# Stated problem
Work through the entries below and report how many lines include "screen". The number alone is the answer.

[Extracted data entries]

++++++++++++++++++++

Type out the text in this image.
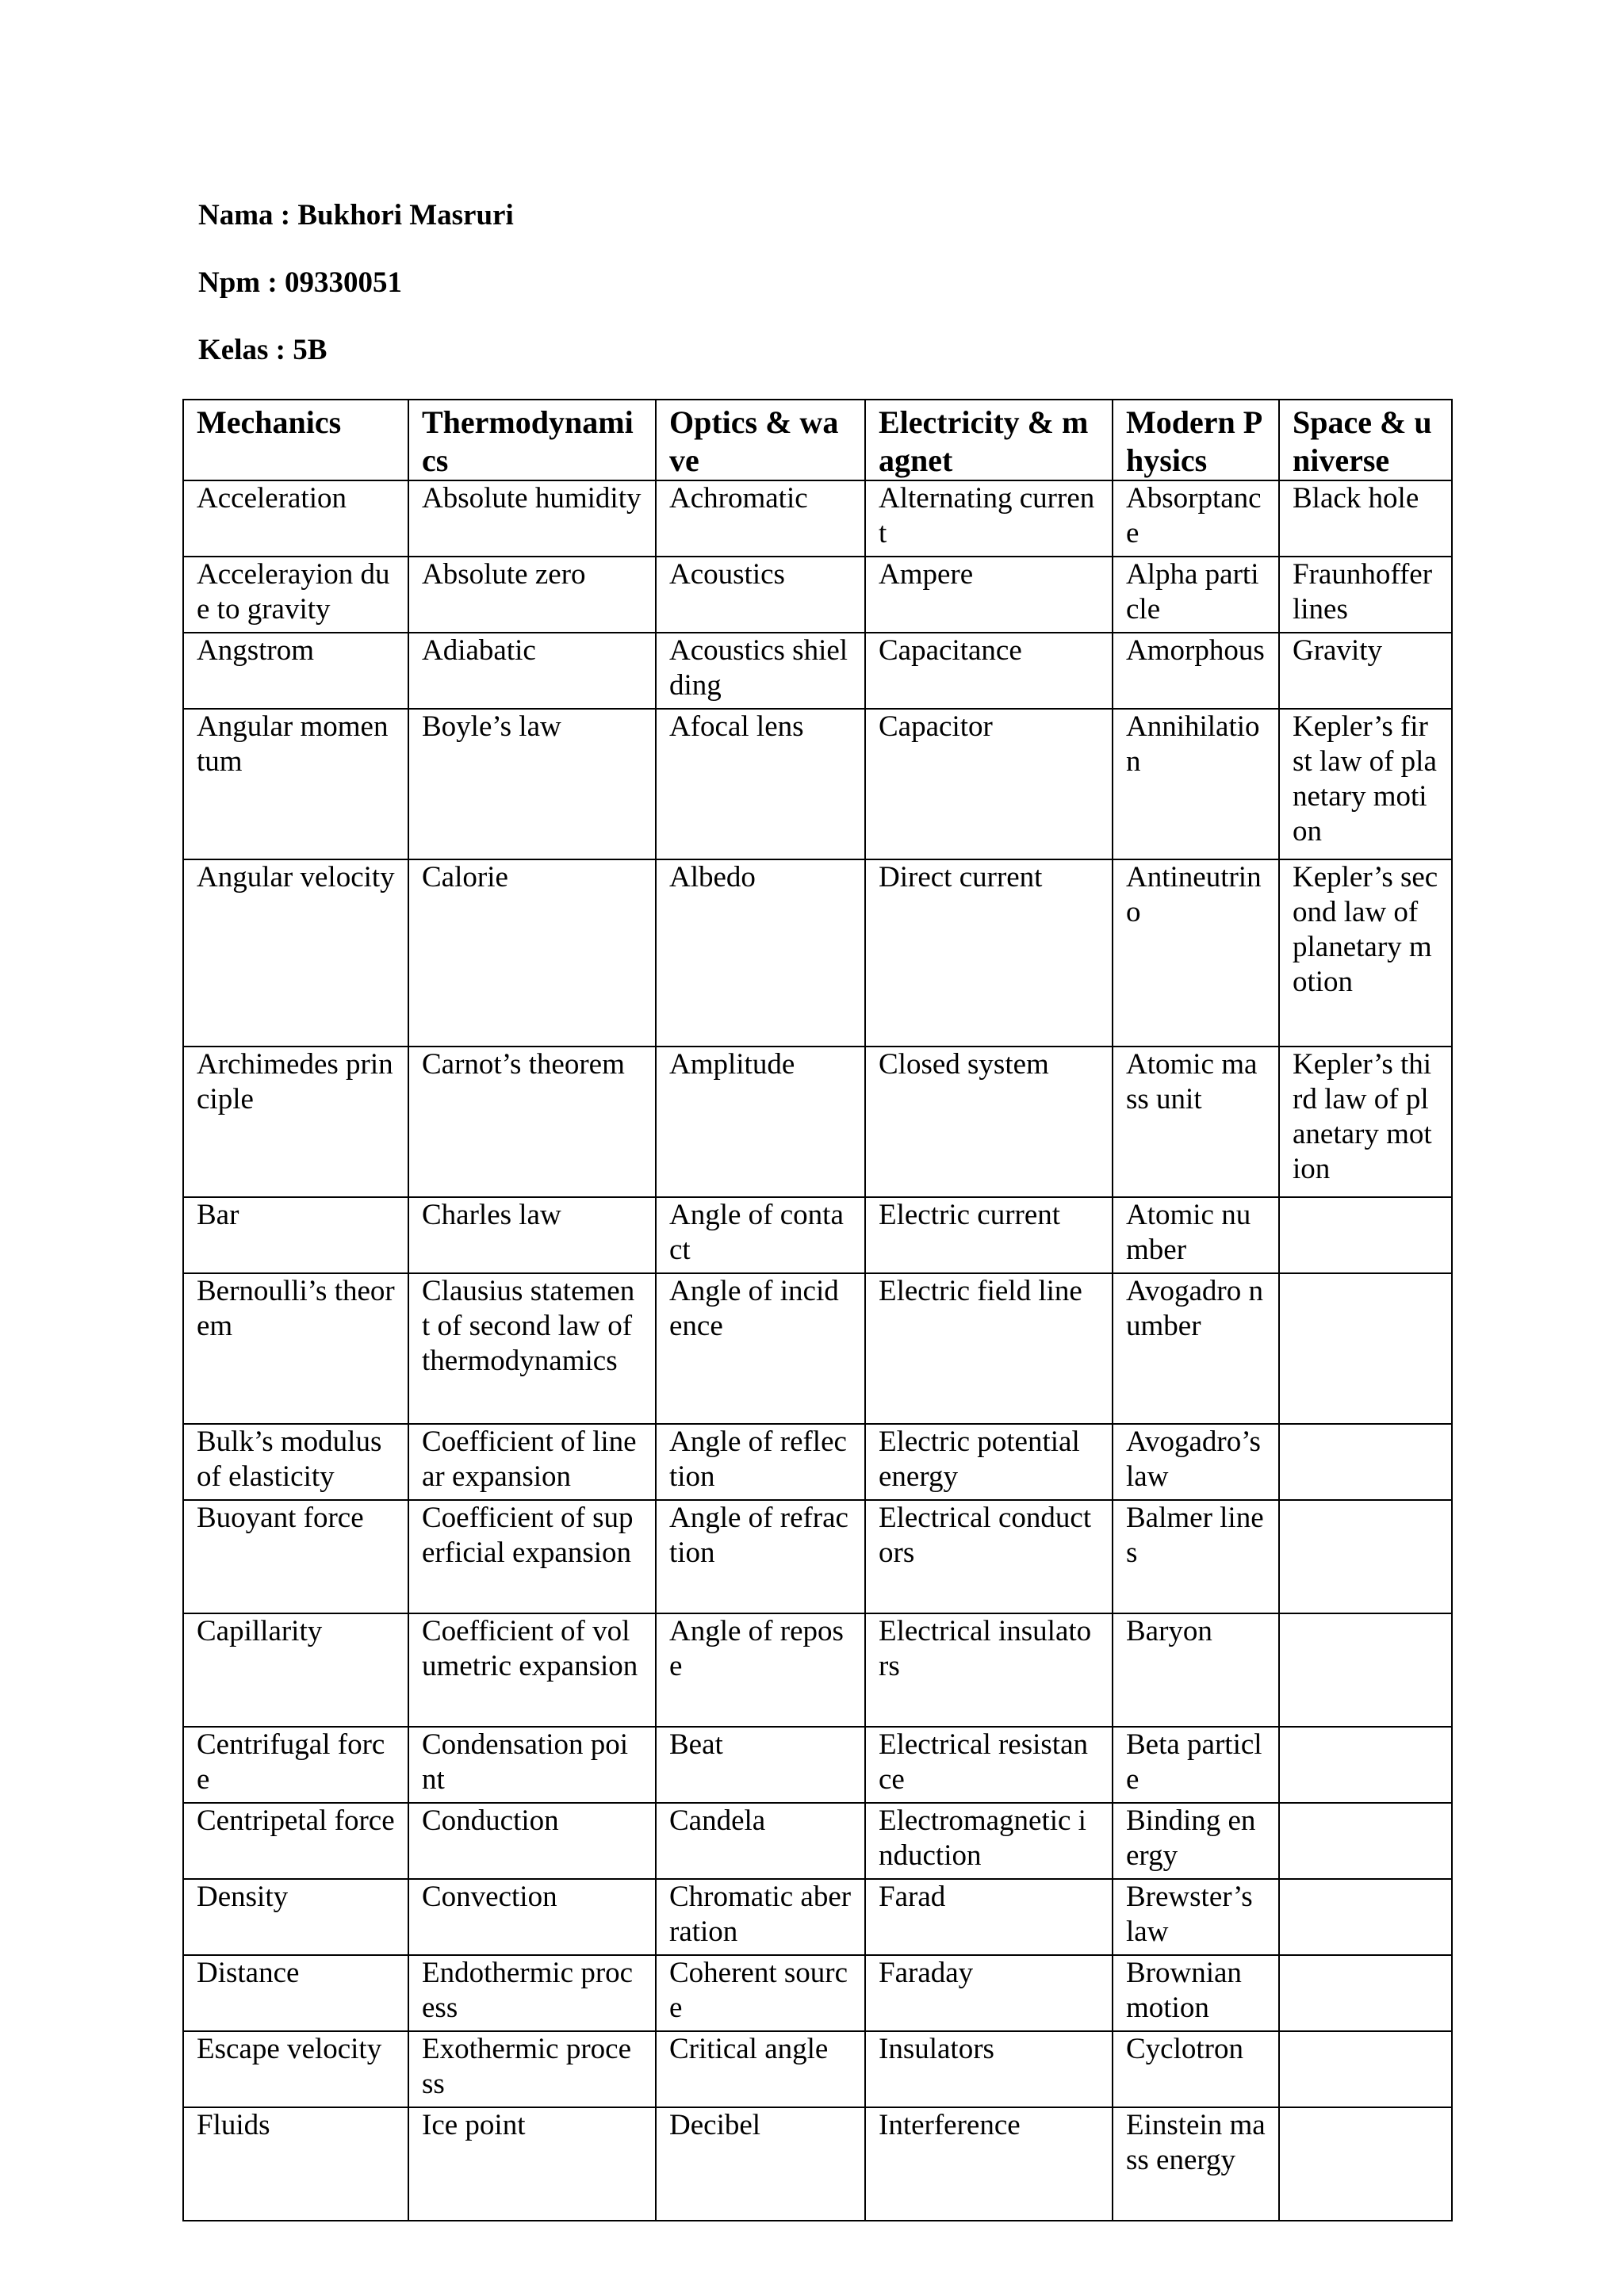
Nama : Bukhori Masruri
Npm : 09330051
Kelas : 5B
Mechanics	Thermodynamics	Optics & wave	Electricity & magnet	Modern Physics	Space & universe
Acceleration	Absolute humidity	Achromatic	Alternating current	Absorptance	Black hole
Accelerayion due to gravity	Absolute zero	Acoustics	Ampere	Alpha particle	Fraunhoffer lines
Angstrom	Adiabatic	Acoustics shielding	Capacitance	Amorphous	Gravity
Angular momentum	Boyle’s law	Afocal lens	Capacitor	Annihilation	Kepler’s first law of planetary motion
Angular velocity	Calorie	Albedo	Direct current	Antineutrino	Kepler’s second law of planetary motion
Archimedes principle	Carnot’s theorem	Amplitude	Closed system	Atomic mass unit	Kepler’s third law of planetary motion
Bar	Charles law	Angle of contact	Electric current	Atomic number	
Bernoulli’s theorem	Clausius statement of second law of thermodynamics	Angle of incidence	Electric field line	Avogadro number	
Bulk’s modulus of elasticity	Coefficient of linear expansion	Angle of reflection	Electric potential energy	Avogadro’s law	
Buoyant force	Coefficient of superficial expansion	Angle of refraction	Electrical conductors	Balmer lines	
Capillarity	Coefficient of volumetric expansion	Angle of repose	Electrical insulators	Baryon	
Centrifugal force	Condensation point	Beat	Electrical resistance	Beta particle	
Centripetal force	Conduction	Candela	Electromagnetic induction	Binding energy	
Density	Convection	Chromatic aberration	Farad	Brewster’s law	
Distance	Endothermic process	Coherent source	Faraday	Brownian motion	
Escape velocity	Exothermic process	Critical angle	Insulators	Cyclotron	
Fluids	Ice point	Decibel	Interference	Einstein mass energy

++++++++++++++++++++

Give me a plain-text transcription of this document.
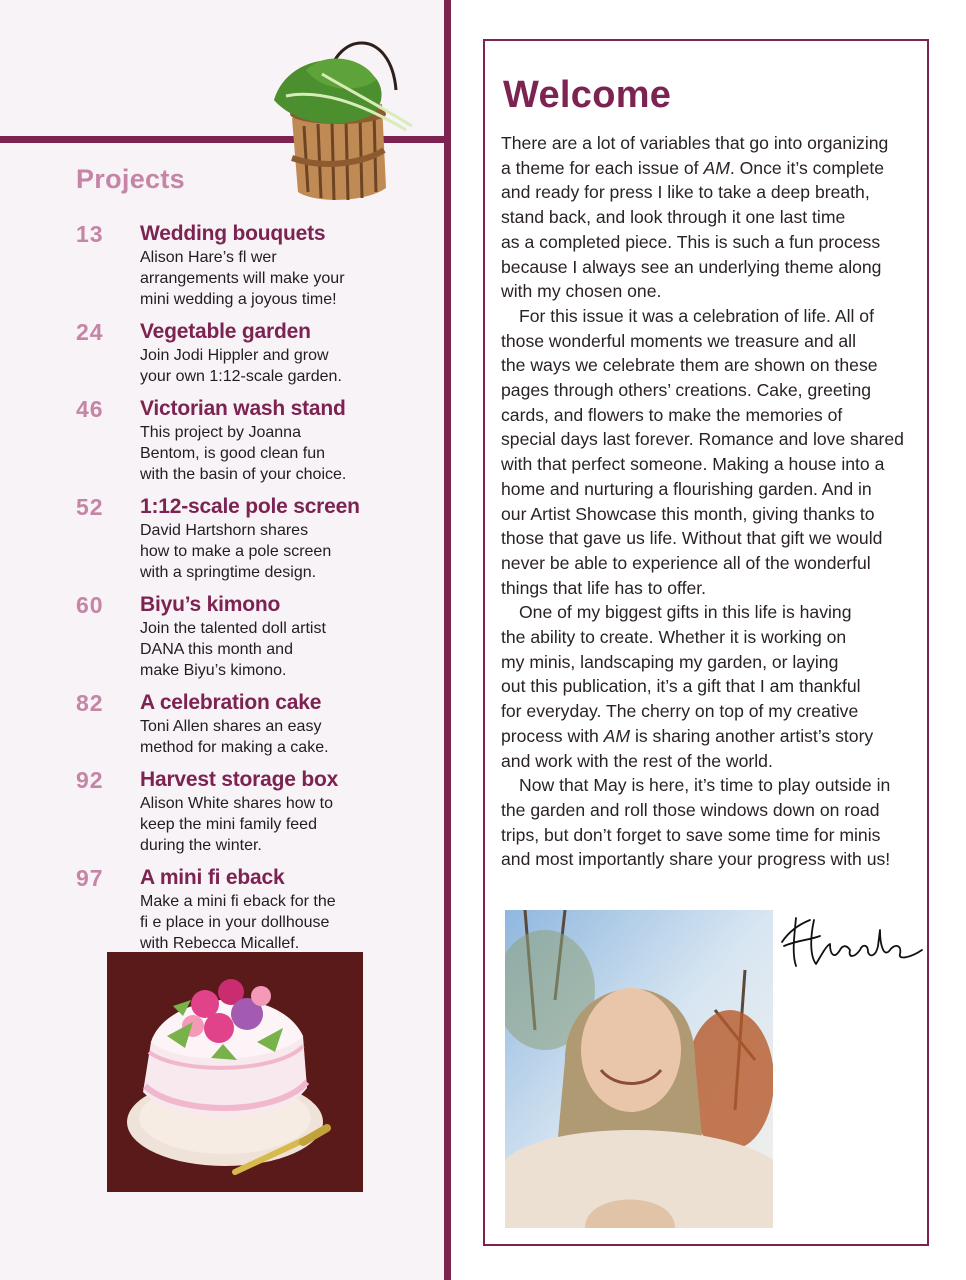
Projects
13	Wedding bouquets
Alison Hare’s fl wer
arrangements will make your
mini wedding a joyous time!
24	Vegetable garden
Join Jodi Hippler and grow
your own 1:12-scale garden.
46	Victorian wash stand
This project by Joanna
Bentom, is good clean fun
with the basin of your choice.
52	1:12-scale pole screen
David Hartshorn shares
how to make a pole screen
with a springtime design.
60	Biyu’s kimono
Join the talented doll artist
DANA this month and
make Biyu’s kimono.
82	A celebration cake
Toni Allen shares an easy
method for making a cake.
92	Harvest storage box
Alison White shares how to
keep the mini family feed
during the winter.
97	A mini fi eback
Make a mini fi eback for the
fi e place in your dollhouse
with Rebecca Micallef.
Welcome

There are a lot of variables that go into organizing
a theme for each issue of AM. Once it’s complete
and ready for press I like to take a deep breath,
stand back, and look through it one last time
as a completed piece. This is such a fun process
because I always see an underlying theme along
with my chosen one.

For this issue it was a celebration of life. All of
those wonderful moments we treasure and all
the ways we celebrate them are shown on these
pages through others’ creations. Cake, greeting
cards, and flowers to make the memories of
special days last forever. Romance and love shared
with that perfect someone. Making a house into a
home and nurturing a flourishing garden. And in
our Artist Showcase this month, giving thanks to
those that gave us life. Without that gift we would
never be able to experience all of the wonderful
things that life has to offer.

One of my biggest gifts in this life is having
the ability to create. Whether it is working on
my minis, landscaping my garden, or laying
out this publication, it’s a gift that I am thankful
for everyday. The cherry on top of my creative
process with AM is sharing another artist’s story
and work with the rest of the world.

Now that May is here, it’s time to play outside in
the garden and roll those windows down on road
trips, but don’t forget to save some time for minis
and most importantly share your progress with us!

++++++++++++++++++++

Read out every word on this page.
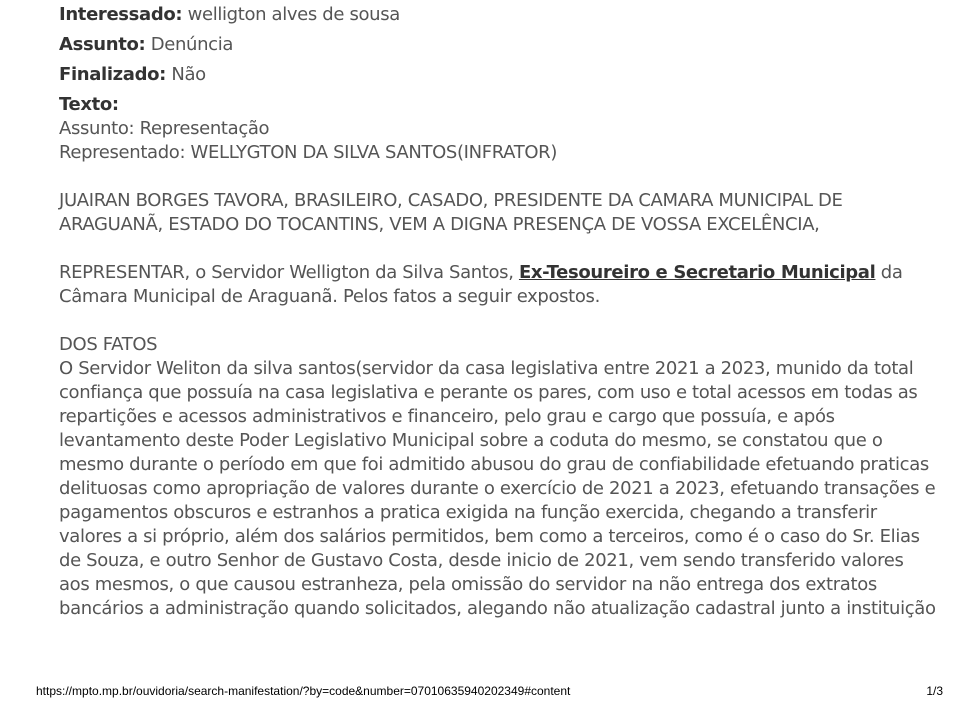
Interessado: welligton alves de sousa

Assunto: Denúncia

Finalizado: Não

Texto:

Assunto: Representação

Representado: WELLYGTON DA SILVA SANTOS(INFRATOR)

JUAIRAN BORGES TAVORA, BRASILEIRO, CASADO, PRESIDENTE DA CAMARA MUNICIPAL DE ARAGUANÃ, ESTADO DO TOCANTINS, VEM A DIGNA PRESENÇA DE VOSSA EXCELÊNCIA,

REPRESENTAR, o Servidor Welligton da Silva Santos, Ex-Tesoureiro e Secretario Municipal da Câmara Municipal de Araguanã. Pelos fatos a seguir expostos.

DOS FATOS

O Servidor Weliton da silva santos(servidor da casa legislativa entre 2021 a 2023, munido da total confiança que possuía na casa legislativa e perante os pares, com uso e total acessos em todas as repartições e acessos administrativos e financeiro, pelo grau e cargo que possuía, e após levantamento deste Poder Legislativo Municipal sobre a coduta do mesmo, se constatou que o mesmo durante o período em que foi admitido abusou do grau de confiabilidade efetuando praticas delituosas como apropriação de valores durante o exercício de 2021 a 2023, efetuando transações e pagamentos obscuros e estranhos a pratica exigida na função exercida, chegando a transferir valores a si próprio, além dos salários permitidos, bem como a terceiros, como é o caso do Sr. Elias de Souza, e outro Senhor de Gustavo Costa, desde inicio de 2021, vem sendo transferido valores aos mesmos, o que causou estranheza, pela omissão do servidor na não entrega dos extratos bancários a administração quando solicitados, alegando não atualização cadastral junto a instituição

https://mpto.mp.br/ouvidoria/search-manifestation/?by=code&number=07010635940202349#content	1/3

++++++++++++++++++++

# Task result
2